- **To be done**
Retype the listing from its first line through the line containing "status-cell[interactable]: - <box>180 411", including both of those lines, with every character unchanged.

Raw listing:
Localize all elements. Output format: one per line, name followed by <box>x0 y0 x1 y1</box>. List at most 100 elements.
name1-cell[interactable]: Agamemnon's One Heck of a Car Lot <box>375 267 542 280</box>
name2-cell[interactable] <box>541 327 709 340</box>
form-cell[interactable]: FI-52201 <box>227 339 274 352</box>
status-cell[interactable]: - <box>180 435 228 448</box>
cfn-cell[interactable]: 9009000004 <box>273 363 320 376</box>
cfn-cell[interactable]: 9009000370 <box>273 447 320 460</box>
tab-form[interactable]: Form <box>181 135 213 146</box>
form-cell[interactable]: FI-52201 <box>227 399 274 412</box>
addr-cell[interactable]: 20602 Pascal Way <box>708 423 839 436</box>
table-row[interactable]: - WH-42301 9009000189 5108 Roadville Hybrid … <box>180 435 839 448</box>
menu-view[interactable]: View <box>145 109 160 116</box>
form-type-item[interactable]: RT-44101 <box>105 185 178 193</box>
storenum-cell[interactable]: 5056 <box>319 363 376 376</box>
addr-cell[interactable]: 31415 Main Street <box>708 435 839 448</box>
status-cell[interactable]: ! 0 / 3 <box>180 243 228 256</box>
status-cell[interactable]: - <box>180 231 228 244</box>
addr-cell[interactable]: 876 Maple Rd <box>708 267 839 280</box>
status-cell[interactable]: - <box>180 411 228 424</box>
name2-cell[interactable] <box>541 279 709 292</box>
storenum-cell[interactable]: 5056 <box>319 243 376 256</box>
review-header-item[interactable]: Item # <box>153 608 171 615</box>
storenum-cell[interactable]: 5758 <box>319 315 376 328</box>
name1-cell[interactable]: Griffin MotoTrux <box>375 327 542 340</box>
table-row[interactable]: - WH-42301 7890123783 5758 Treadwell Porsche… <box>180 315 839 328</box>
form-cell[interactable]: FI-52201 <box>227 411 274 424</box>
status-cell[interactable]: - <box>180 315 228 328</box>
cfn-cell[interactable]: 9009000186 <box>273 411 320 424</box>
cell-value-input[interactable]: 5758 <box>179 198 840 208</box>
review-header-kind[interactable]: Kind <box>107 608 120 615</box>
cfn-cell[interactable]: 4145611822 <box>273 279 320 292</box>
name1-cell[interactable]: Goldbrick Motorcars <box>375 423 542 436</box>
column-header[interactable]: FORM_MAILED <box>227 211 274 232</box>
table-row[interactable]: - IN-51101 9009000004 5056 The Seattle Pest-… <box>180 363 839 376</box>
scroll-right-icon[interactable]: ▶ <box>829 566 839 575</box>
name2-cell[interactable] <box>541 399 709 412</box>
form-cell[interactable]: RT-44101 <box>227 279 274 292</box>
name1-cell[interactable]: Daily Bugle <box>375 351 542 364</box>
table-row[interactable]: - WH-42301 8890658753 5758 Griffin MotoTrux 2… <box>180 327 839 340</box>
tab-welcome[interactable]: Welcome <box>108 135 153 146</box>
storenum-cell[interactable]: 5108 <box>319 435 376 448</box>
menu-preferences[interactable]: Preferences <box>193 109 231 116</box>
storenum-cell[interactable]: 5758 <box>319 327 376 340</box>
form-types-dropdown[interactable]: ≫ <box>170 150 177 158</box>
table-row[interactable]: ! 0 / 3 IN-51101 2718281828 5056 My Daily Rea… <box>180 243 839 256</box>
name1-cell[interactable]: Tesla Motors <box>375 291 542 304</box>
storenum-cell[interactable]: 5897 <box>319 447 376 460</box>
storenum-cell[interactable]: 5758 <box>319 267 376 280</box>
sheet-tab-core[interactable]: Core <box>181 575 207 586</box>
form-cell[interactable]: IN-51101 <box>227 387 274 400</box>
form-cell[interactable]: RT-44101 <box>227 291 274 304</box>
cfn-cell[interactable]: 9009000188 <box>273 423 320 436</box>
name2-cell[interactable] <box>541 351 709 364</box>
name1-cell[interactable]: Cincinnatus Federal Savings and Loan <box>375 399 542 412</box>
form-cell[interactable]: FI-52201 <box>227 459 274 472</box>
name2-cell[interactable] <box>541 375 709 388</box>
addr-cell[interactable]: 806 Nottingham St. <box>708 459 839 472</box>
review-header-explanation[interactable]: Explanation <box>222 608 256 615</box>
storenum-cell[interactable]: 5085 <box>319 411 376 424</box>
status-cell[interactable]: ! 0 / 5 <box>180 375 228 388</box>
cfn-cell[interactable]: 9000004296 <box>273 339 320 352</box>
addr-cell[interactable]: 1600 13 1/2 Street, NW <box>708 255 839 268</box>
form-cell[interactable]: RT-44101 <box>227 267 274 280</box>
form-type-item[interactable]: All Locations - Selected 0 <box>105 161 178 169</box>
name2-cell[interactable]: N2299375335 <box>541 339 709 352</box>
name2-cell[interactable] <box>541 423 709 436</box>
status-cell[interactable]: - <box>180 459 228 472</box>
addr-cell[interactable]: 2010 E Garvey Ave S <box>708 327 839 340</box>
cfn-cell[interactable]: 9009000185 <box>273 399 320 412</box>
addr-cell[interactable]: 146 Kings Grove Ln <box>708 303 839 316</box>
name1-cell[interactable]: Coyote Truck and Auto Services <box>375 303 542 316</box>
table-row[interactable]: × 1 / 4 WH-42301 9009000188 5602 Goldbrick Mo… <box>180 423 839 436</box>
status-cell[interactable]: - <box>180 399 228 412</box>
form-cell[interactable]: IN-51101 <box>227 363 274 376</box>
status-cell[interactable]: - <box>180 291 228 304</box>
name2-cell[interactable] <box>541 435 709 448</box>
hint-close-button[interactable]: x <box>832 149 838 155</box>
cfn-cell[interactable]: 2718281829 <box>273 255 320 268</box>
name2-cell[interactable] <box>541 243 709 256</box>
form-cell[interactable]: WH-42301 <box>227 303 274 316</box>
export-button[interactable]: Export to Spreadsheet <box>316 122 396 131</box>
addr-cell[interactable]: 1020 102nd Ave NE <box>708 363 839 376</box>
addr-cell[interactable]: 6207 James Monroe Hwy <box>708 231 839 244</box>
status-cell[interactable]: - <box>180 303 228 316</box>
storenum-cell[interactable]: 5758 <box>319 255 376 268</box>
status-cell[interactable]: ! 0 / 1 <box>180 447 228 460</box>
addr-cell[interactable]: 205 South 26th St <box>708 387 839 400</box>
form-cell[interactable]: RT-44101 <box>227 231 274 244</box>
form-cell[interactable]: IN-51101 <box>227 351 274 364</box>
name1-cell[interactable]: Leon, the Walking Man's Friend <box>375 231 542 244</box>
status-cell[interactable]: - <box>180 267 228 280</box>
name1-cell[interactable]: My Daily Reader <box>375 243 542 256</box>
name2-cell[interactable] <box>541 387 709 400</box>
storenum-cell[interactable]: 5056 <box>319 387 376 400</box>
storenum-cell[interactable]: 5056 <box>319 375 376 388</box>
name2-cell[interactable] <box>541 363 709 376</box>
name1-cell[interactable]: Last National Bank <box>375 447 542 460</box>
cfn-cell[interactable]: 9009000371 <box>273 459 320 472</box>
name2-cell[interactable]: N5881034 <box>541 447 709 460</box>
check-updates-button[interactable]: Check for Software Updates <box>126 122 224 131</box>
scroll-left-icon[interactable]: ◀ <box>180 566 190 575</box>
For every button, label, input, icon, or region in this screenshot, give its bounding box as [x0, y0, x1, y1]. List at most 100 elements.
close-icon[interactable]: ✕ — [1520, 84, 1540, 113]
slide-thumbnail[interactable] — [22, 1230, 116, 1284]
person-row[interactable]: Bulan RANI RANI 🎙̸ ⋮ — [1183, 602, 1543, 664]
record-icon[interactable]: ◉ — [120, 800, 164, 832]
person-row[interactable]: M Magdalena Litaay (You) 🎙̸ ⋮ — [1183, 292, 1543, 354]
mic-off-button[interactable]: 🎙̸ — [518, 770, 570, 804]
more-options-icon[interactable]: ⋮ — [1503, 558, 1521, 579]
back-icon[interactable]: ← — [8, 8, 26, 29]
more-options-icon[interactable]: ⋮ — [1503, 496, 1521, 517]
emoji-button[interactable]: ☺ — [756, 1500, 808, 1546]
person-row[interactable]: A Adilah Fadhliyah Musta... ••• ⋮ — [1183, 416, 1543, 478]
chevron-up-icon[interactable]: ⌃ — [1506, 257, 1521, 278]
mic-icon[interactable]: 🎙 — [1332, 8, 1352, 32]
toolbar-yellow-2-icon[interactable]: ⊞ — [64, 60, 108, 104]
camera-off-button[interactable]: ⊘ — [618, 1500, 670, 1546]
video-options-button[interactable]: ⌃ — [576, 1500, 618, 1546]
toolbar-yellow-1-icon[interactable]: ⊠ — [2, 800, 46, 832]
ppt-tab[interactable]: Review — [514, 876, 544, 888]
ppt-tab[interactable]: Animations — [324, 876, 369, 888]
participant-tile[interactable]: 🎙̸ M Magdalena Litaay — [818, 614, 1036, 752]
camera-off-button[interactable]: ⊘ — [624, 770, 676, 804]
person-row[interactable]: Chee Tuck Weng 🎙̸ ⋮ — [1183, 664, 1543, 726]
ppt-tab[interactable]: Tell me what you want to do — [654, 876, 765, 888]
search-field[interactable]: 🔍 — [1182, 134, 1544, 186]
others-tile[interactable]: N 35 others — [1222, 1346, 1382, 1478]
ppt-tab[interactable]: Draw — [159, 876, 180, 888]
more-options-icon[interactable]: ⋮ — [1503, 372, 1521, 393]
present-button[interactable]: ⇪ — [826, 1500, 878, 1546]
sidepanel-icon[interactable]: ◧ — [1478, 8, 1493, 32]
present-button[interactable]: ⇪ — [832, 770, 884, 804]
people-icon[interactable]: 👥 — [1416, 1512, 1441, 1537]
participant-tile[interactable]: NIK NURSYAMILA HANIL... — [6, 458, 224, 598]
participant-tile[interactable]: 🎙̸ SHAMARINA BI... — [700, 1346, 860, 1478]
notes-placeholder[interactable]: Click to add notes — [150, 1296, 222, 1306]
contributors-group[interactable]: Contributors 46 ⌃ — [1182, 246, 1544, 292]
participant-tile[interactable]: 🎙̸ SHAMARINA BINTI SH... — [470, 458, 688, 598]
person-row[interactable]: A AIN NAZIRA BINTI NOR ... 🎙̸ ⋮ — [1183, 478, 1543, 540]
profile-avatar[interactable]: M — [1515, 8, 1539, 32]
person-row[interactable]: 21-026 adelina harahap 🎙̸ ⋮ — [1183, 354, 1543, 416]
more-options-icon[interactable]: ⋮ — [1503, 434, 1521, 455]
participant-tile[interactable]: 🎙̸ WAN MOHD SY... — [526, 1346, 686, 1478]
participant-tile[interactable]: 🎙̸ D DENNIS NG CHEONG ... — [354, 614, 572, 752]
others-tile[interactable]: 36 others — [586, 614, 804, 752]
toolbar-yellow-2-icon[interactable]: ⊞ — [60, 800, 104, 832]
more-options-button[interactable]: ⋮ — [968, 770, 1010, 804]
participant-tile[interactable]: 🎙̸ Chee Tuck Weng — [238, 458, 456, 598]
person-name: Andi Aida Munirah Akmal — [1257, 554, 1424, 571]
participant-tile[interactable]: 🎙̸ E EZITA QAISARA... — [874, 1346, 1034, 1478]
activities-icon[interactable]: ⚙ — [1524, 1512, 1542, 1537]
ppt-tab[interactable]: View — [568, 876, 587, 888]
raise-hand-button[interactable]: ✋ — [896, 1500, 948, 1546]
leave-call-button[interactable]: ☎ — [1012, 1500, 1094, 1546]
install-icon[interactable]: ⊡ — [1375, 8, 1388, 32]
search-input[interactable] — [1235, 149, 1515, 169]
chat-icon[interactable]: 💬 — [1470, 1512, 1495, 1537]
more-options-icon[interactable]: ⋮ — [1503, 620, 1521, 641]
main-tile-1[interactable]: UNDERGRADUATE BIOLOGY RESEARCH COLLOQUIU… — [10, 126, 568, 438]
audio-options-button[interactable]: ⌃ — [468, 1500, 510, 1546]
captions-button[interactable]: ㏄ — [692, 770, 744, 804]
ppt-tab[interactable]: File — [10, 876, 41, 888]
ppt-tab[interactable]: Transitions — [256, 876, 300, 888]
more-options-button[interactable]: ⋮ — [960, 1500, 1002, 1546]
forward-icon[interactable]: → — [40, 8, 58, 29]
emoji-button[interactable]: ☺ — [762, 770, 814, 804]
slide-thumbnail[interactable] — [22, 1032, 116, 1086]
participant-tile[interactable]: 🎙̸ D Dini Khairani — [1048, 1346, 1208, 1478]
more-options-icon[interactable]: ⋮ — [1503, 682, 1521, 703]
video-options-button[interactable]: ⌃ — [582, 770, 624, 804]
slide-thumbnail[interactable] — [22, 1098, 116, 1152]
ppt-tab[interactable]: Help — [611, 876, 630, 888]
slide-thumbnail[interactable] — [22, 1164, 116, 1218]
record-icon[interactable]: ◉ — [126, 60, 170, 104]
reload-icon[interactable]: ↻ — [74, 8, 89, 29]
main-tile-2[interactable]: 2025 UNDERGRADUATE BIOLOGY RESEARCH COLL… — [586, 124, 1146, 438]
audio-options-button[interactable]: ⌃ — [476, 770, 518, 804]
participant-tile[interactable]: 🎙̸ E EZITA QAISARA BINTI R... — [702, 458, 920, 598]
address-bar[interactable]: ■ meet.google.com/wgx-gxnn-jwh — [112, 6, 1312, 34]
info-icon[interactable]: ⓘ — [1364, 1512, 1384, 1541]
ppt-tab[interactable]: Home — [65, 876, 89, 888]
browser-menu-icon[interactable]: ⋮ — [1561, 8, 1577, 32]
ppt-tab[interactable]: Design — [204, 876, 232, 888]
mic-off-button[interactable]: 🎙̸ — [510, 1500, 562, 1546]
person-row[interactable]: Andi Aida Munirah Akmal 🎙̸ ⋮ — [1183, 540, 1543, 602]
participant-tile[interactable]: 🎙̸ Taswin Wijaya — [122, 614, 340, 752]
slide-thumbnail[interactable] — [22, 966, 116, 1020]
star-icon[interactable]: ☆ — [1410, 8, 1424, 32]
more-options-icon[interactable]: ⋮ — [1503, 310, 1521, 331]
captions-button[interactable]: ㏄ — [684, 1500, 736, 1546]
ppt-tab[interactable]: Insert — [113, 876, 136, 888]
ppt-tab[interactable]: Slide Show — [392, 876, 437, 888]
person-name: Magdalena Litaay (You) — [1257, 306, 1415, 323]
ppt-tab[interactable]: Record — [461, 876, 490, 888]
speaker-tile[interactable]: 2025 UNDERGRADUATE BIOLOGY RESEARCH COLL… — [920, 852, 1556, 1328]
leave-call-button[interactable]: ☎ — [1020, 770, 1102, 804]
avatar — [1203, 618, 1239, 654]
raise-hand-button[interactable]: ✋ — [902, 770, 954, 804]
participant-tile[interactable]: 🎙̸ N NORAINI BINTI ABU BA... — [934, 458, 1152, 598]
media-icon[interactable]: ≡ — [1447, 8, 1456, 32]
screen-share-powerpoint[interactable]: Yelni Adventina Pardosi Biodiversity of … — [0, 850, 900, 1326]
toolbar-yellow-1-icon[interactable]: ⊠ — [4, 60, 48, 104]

- **Output of the task**
Localize all elements. Output format: one per line, name followed by <box>x0 y0 x1 y1</box>. List at most 100 elements.
name1-cell[interactable]: Agamemnon's One Heck of a Car Lot <box>375 267 542 280</box>
name2-cell[interactable] <box>541 327 709 340</box>
form-cell[interactable]: FI-52201 <box>227 339 274 352</box>
status-cell[interactable]: - <box>180 435 228 448</box>
cfn-cell[interactable]: 9009000004 <box>273 363 320 376</box>
cfn-cell[interactable]: 9009000370 <box>273 447 320 460</box>
tab-form[interactable]: Form <box>181 135 213 146</box>
form-cell[interactable]: FI-52201 <box>227 399 274 412</box>
addr-cell[interactable]: 20602 Pascal Way <box>708 423 839 436</box>
table-row[interactable]: - WH-42301 9009000189 5108 Roadville Hybrid … <box>180 435 839 448</box>
menu-view[interactable]: View <box>145 109 160 116</box>
form-type-item[interactable]: RT-44101 <box>105 185 178 193</box>
storenum-cell[interactable]: 5056 <box>319 363 376 376</box>
addr-cell[interactable]: 31415 Main Street <box>708 435 839 448</box>
status-cell[interactable]: ! 0 / 3 <box>180 243 228 256</box>
status-cell[interactable]: - <box>180 231 228 244</box>
addr-cell[interactable]: 876 Maple Rd <box>708 267 839 280</box>
status-cell[interactable]: - <box>180 411 228 424</box>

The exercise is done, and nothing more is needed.